[Items from a data source]
..........
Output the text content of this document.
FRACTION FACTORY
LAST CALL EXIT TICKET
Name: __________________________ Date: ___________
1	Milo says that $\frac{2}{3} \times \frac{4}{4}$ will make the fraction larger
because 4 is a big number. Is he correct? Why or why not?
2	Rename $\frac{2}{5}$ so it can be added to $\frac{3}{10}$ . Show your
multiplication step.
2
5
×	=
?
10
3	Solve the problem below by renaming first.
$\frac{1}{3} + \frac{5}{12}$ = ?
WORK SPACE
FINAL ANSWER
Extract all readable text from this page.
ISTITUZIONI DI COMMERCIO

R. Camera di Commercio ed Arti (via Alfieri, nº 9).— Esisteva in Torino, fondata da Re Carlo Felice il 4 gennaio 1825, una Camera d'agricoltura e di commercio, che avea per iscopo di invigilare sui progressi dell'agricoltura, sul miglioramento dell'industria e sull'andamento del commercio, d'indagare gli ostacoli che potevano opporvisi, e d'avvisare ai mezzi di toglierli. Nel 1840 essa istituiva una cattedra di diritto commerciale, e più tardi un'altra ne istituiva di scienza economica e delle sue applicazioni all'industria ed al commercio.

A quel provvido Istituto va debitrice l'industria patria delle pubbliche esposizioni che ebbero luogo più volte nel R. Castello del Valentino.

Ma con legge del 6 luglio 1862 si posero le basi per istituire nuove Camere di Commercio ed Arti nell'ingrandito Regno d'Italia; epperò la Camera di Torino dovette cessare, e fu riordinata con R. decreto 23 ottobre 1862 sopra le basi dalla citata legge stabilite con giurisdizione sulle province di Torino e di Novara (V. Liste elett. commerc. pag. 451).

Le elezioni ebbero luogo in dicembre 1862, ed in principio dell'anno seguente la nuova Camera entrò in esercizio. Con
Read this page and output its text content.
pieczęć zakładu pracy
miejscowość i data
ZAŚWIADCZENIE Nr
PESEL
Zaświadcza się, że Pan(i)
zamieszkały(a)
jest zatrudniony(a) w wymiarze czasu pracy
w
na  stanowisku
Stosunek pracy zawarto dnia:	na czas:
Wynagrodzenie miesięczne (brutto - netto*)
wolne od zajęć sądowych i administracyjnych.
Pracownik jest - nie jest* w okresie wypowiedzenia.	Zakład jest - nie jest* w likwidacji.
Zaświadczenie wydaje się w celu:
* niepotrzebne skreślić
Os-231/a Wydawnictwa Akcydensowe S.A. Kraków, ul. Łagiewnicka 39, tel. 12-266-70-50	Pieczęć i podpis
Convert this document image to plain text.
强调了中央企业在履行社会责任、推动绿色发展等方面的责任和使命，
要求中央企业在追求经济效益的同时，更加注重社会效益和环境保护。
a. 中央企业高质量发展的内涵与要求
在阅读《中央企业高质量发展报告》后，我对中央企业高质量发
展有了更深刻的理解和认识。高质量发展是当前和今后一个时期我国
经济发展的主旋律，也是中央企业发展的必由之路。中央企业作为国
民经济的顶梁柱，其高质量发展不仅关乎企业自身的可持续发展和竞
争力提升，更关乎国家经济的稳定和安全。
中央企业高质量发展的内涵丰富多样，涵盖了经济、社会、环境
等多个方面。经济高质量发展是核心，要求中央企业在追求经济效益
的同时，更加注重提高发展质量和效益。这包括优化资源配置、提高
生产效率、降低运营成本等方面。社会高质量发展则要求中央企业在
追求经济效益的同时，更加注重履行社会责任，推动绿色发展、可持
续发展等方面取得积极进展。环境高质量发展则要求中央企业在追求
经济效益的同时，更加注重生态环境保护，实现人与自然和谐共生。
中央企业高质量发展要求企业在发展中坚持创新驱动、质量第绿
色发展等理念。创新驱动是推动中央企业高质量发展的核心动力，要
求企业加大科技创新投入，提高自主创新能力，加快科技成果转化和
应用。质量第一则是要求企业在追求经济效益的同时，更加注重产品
..........
What you need to do = Set down only these lines, exactly: the line containing "Read this page and output its text content." and each line after it, through the end of the listing.

Exercise response =
Read this page and output its text content.
pieczęć zakładu pracy
miejscowość i data
ZAŚWIADCZENIE Nr
PESEL
Zaświadcza się, że Pan(i)
zamieszkały(a)
jest zatrudniony(a) w wymiarze czasu pracy
w
na  stanowisku
Stosunek pracy zawarto dnia:	na czas:
Wynagrodzenie miesięczne (brutto - netto*)
wolne od zajęć sądowych i administracyjnych.
Pracownik jest - nie jest* w okresie wypowiedzenia.	Zakład jest - nie jest* w likwidacji.
Zaświadczenie wydaje się w celu:
* niepotrzebne skreślić
Os-231/a Wydawnictwa Akcydensowe S.A. Kraków, ul. Łagiewnicka 39, tel. 12-266-70-50	Pieczęć i podpis
Convert this document image to plain text.
强调了中央企业在履行社会责任、推动绿色发展等方面的责任和使命，
要求中央企业在追求经济效益的同时，更加注重社会效益和环境保护。
a. 中央企业高质量发展的内涵与要求
在阅读《中央企业高质量发展报告》后，我对中央企业高质量发
展有了更深刻的理解和认识。高质量发展是当前和今后一个时期我国
经济发展的主旋律，也是中央企业发展的必由之路。中央企业作为国
民经济的顶梁柱，其高质量发展不仅关乎企业自身的可持续发展和竞
争力提升，更关乎国家经济的稳定和安全。
中央企业高质量发展的内涵丰富多样，涵盖了经济、社会、环境
等多个方面。经济高质量发展是核心，要求中央企业在追求经济效益
的同时，更加注重提高发展质量和效益。这包括优化资源配置、提高
生产效率、降低运营成本等方面。社会高质量发展则要求中央企业在
追求经济效益的同时，更加注重履行社会责任，推动绿色发展、可持
续发展等方面取得积极进展。环境高质量发展则要求中央企业在追求
经济效益的同时，更加注重生态环境保护，实现人与自然和谐共生。
中央企业高质量发展要求企业在发展中坚持创新驱动、质量第绿
色发展等理念。创新驱动是推动中央企业高质量发展的核心动力，要
求企业加大科技创新投入，提高自主创新能力，加快科技成果转化和
应用。质量第一则是要求企业在追求经济效益的同时，更加注重产品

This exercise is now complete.